§ **TASK DIRECTIONS**
Tally up the lines carrying the string "превышать" and respond with only the resulting number.

#### EXTRACTED RECORDS

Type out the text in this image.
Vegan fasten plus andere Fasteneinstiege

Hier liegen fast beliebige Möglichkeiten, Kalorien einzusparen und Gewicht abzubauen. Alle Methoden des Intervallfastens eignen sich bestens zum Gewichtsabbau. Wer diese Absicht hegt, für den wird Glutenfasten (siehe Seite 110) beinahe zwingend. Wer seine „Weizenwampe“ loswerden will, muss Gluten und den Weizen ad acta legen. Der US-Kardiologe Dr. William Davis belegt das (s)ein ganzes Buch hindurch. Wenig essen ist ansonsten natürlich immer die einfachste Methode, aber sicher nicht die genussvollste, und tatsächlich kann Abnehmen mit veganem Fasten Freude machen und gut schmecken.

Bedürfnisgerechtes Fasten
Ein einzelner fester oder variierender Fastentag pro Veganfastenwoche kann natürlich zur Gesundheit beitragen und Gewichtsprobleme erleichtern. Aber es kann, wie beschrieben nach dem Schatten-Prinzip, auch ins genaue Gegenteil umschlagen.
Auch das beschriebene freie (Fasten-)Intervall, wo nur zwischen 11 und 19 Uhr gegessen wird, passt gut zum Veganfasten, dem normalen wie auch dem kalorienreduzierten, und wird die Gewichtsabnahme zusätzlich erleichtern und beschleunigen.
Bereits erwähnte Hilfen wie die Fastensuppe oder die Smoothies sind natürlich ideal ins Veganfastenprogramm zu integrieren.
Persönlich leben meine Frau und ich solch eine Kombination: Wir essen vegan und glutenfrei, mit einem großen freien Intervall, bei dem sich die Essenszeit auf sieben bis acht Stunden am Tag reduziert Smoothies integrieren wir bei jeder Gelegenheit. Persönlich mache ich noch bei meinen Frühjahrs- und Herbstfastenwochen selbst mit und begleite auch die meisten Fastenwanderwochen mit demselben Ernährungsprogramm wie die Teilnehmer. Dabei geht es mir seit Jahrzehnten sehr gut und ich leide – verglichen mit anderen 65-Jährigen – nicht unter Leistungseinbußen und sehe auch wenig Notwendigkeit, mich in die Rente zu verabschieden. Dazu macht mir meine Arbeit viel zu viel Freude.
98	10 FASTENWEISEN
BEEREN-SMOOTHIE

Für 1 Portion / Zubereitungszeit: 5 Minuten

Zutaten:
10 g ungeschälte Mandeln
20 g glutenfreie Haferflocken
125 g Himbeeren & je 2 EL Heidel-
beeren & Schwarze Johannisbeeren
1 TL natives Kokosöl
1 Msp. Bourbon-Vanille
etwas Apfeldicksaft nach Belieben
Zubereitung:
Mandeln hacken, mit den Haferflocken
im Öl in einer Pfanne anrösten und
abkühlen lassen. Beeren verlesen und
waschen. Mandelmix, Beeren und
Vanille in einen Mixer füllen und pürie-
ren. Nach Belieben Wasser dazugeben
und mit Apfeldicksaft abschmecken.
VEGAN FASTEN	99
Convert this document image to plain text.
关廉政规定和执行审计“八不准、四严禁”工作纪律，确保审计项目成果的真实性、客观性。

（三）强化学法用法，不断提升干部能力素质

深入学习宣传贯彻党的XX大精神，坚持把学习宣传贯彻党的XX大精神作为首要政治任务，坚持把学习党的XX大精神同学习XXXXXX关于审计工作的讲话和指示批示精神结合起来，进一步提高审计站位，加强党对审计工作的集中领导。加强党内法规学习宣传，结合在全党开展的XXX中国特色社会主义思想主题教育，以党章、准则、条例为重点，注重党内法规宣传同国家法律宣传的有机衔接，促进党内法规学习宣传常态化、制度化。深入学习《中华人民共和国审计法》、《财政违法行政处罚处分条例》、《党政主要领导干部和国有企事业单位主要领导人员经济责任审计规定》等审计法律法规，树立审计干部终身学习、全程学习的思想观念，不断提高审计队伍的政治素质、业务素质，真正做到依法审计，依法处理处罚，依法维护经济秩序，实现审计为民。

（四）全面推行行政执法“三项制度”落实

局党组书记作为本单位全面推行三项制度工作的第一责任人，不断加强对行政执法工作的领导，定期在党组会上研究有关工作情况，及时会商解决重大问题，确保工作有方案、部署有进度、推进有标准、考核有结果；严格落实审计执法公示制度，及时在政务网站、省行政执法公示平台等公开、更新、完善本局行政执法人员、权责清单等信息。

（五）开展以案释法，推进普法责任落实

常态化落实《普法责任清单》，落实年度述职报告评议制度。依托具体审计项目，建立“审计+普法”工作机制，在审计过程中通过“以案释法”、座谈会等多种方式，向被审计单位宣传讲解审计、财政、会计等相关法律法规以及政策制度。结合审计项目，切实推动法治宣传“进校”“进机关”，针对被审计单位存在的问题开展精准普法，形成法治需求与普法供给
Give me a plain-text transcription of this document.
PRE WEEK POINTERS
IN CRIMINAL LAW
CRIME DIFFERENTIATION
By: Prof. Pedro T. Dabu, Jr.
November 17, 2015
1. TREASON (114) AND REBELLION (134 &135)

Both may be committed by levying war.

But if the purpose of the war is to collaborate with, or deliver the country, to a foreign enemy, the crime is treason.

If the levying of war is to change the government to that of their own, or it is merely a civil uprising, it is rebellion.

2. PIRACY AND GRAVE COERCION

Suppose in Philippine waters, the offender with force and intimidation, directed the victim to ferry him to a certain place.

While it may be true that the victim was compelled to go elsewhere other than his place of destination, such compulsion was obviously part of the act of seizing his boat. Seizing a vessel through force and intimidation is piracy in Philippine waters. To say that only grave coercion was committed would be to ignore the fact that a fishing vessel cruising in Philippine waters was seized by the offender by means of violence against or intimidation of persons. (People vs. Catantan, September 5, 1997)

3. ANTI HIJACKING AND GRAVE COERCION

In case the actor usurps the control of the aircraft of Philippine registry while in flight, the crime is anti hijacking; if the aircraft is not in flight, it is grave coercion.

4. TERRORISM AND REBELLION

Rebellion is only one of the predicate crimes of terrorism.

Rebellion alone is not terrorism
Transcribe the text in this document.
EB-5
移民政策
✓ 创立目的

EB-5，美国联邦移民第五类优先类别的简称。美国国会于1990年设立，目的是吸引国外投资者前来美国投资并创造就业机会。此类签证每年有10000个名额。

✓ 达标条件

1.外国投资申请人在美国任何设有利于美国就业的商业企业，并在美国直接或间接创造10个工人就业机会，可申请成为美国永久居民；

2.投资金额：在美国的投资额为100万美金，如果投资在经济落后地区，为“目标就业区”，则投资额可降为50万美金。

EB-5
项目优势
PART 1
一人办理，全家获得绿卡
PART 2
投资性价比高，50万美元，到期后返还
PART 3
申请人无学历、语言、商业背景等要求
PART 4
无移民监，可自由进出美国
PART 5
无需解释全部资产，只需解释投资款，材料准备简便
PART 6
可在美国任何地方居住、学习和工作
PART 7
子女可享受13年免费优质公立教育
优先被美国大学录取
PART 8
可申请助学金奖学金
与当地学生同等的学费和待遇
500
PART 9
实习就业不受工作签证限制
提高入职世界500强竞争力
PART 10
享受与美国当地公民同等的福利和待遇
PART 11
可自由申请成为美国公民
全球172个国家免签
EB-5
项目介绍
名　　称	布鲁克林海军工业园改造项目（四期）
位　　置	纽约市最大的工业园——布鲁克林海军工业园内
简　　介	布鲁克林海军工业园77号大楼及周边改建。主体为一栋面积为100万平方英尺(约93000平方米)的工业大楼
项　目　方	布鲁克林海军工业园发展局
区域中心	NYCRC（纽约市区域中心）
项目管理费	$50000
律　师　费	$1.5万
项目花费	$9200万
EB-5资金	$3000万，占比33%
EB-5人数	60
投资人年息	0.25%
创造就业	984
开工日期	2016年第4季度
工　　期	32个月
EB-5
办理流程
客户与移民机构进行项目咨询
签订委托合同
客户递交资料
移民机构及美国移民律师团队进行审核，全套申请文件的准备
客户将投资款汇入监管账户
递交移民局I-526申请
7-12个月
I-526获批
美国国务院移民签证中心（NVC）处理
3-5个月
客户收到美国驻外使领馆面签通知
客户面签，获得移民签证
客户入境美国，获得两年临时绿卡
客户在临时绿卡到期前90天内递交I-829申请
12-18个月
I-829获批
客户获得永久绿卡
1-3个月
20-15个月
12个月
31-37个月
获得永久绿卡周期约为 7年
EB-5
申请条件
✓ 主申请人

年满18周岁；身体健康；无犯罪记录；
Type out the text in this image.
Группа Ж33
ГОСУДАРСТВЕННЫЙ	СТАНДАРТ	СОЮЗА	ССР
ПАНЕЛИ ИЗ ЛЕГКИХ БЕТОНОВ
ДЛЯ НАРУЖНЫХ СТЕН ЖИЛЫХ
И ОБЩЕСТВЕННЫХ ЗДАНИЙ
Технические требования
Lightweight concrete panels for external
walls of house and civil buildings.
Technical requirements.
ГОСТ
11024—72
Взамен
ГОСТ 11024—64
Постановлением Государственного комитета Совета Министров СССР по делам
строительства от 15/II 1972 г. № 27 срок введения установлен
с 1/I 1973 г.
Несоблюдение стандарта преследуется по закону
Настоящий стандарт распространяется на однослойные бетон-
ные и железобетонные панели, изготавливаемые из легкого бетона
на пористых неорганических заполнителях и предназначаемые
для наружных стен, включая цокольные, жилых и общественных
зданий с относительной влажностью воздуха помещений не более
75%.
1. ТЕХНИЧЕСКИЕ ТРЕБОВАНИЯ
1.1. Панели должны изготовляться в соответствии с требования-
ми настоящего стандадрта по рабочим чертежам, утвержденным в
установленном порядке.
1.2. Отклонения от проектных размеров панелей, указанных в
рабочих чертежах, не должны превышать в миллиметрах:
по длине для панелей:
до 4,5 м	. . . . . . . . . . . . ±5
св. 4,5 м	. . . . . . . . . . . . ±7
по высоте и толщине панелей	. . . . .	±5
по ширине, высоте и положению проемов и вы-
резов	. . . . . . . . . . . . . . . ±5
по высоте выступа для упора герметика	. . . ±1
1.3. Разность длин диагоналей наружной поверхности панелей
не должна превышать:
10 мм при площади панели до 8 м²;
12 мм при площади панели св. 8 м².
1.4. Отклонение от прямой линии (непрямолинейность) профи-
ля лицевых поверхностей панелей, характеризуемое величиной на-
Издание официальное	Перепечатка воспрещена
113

########

§ **OUTPUT OF THE EXERCISE**
2